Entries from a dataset
********
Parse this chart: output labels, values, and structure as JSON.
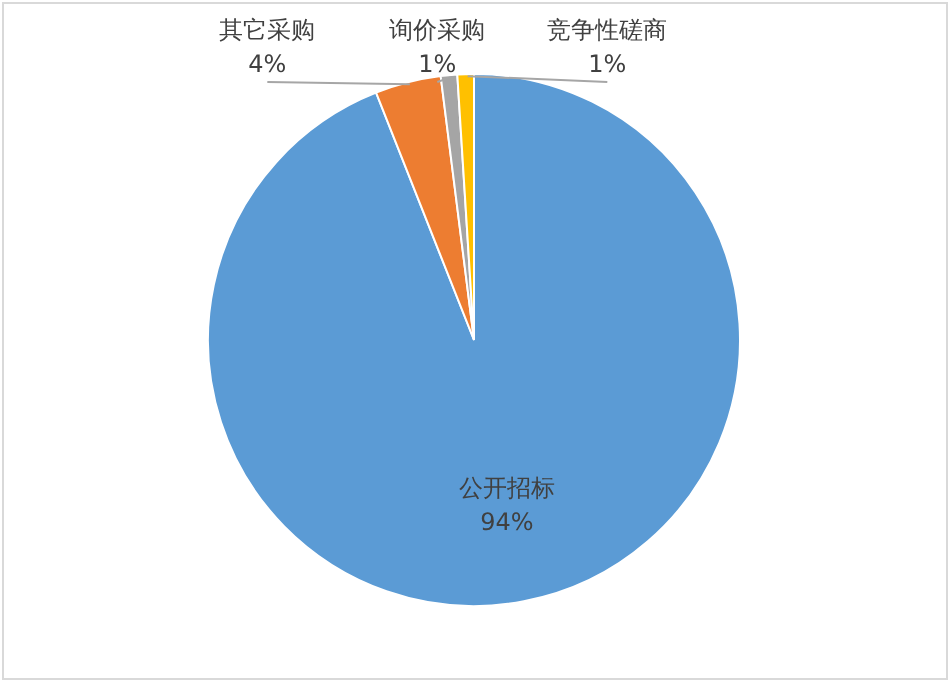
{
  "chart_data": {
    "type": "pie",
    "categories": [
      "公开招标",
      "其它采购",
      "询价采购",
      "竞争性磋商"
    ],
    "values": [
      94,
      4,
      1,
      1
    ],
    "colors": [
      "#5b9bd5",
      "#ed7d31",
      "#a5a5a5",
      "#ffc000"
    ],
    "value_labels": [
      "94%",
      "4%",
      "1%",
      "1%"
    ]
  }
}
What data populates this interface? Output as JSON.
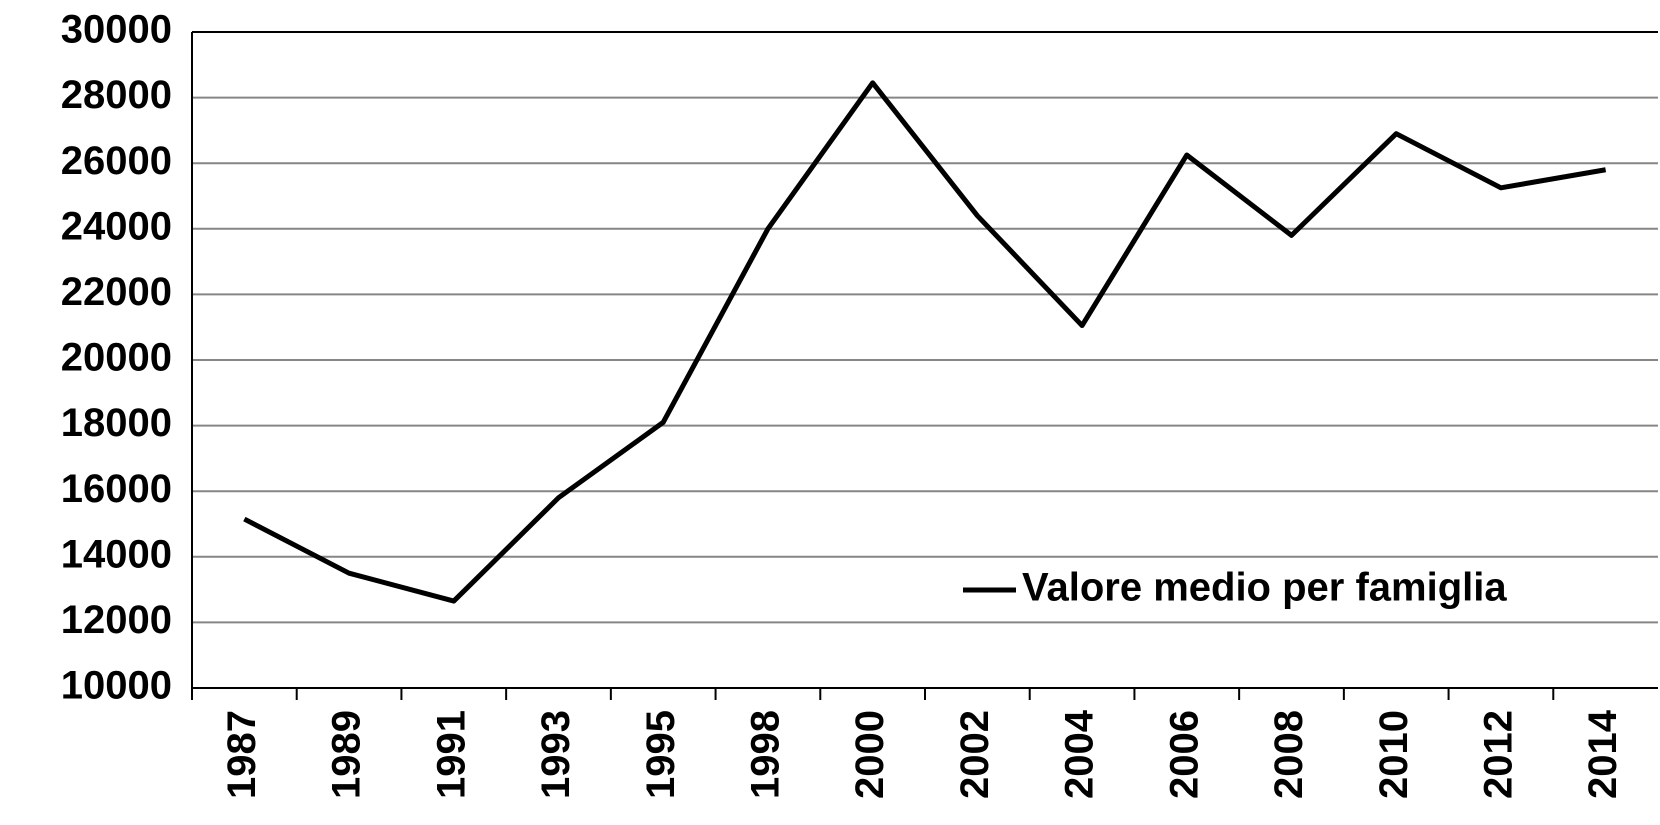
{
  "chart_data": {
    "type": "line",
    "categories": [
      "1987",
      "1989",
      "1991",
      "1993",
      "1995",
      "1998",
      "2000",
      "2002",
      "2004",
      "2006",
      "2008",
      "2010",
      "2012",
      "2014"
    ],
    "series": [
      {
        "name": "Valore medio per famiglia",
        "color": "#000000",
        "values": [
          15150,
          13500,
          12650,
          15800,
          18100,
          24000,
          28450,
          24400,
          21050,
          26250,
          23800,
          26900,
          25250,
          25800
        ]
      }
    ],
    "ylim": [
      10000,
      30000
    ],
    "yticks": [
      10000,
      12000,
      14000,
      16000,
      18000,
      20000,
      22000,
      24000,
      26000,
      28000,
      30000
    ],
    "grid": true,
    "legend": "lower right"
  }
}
********
● **PROBLEM REQUIREMENTS**:
Without including the pictures, reproduce all entries exactly.

● **RESULT FOR THIS EXERCISE**:
Parse this chart: output labels, values, and structure as JSON.
{
  "chart_data": {
    "type": "pie",
    "categories": [
      "公开招标",
      "其它采购",
      "询价采购",
      "竞争性磋商"
    ],
    "values": [
      94,
      4,
      1,
      1
    ],
    "colors": [
      "#5b9bd5",
      "#ed7d31",
      "#a5a5a5",
      "#ffc000"
    ],
    "value_labels": [
      "94%",
      "4%",
      "1%",
      "1%"
    ]
  }
}
What data populates this interface? Output as JSON.
{
  "chart_data": {
    "type": "line",
    "categories": [
      "1987",
      "1989",
      "1991",
      "1993",
      "1995",
      "1998",
      "2000",
      "2002",
      "2004",
      "2006",
      "2008",
      "2010",
      "2012",
      "2014"
    ],
    "series": [
      {
        "name": "Valore medio per famiglia",
        "color": "#000000",
        "values": [
          15150,
          13500,
          12650,
          15800,
          18100,
          24000,
          28450,
          24400,
          21050,
          26250,
          23800,
          26900,
          25250,
          25800
        ]
      }
    ],
    "ylim": [
      10000,
      30000
    ],
    "yticks": [
      10000,
      12000,
      14000,
      16000,
      18000,
      20000,
      22000,
      24000,
      26000,
      28000,
      30000
    ],
    "grid": true,
    "legend": "lower right"
  }
}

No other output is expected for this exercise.